- [TASK DESCRIPTION] Search the entries for the word "swirl" and copy each line that has it.

Start of LISTED RECORDS

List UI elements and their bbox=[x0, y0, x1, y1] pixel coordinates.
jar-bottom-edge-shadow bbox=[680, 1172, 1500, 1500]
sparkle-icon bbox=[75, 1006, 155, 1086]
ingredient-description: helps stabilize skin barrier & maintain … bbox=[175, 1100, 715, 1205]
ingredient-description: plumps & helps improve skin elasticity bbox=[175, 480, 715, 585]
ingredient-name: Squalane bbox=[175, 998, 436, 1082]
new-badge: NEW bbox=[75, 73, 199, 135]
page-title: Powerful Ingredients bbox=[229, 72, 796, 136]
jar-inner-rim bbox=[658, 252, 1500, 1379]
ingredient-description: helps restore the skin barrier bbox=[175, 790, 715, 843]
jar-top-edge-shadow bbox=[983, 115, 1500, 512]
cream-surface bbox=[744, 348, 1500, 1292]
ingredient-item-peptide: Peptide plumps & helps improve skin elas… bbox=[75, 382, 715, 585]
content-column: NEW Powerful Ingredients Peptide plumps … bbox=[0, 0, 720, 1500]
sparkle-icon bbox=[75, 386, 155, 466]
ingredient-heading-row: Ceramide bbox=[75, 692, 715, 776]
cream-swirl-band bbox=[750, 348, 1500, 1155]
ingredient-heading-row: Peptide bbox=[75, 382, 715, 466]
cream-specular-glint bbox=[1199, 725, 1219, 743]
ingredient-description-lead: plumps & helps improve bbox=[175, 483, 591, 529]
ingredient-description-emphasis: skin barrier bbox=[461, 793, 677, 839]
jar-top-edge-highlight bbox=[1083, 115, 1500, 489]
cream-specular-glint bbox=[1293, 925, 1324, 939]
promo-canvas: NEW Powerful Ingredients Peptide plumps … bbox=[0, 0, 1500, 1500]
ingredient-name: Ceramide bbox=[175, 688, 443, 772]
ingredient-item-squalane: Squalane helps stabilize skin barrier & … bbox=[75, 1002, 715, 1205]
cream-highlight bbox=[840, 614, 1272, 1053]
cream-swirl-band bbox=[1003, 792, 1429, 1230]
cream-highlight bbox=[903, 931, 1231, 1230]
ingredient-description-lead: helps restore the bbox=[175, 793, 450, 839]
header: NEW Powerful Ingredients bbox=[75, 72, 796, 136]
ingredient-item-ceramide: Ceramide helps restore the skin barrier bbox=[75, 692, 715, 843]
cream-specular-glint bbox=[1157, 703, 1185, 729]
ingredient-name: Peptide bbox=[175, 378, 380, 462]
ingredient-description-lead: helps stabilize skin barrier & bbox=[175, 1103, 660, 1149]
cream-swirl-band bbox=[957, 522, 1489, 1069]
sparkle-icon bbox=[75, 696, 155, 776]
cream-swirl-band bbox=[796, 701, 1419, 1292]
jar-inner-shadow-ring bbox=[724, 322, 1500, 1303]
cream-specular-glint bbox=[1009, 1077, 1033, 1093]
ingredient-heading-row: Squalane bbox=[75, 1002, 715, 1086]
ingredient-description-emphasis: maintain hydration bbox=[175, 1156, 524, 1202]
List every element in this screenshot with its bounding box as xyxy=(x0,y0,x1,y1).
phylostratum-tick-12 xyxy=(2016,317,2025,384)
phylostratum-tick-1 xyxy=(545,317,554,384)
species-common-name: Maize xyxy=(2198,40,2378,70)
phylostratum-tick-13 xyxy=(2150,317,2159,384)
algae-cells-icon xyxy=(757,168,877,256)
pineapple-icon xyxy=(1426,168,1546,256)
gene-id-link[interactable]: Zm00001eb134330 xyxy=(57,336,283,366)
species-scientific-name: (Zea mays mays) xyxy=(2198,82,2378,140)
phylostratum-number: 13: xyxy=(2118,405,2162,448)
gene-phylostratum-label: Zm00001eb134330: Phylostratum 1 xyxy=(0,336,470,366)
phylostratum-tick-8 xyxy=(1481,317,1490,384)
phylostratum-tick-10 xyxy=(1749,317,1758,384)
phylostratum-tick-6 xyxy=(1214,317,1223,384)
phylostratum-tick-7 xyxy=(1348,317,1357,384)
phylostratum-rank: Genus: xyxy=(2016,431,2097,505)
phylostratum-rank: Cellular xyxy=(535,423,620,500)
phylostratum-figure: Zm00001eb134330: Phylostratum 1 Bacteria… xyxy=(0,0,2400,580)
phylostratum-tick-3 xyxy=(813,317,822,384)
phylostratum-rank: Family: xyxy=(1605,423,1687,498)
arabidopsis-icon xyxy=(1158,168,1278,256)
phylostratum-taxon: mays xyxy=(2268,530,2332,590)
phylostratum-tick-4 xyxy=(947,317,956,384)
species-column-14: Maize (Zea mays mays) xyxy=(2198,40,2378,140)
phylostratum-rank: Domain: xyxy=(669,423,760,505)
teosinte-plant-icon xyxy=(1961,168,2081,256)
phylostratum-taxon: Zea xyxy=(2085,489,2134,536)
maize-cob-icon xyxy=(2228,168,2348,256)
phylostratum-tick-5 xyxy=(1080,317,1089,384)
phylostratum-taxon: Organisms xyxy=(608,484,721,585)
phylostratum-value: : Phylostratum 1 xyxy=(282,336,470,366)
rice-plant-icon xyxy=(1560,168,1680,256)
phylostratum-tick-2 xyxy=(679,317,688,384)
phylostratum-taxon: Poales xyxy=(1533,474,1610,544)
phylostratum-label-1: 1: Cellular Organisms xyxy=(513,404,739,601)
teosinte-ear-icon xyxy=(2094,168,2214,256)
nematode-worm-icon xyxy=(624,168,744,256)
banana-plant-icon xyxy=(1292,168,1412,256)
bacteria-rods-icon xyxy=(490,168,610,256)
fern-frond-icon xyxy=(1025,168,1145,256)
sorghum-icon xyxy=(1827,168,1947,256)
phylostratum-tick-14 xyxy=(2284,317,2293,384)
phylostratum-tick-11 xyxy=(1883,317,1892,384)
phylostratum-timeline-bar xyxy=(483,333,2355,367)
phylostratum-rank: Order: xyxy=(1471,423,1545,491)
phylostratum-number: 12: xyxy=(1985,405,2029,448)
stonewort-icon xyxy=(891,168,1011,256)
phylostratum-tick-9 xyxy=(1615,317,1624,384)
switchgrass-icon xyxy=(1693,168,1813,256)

End of LISTED RECORDS

- [THE COMPLETED TASK]
cream-swirl-band bbox=[750, 348, 1500, 1155]
cream-swirl-band bbox=[1003, 792, 1429, 1230]
cream-swirl-band bbox=[957, 522, 1489, 1069]
cream-swirl-band bbox=[796, 701, 1419, 1292]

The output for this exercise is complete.